Task statement -> Look through the listing and locate every line containing the word "Секирино"; copy those lines.
===== Data supplied
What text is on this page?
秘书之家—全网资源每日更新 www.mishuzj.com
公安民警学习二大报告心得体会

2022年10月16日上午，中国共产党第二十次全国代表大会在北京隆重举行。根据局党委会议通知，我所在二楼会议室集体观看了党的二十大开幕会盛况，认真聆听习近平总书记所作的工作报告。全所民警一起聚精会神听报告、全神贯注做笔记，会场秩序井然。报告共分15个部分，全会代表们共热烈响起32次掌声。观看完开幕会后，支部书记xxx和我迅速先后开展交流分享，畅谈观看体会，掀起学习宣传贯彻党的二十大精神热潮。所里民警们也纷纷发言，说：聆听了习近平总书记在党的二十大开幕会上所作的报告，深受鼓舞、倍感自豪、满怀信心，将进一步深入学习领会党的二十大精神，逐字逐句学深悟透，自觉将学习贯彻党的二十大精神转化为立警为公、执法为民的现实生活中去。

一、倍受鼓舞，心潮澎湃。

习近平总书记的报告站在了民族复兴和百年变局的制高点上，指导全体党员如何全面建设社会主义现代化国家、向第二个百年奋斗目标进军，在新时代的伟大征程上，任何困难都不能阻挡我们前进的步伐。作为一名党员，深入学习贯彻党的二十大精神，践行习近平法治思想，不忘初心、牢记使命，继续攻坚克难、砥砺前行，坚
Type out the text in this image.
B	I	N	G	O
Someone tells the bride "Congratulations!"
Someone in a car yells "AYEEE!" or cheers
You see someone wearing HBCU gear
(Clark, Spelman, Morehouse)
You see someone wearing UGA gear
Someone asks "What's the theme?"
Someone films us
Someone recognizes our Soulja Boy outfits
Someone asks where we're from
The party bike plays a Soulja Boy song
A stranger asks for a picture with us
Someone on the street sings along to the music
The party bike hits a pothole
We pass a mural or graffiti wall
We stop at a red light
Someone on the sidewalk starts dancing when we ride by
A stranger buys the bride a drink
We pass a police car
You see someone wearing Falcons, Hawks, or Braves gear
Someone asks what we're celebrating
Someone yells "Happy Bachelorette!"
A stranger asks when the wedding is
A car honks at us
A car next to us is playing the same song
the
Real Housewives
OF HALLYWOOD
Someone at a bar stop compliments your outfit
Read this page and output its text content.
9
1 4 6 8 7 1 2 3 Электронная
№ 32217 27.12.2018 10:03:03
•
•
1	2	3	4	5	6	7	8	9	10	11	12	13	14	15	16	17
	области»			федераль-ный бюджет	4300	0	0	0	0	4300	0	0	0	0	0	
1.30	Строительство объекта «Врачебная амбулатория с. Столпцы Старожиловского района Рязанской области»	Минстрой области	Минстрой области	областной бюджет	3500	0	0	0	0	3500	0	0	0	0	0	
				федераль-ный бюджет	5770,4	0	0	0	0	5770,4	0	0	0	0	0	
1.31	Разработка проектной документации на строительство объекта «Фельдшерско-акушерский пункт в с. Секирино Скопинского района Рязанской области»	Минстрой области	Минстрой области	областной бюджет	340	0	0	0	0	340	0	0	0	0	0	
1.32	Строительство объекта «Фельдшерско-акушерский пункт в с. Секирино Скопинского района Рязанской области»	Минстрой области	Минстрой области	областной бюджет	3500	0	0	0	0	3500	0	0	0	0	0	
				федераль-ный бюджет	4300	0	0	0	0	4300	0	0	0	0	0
==========
Response to the task ->
1.31	Разработка проектной документации на строительство объекта «Фельдшерско-акушерский пункт в с. Секирино Скопинского района Рязанской области»	Минстрой области	Минстрой области	областной бюджет	340	0	0	0	0	340	0	0	0	0	0	
1.32	Строительство объекта «Фельдшерско-акушерский пункт в с. Секирино Скопинского района Рязанской области»	Минстрой области	Минстрой области	областной бюджет	3500	0	0	0	0	3500	0	0	0	0	0	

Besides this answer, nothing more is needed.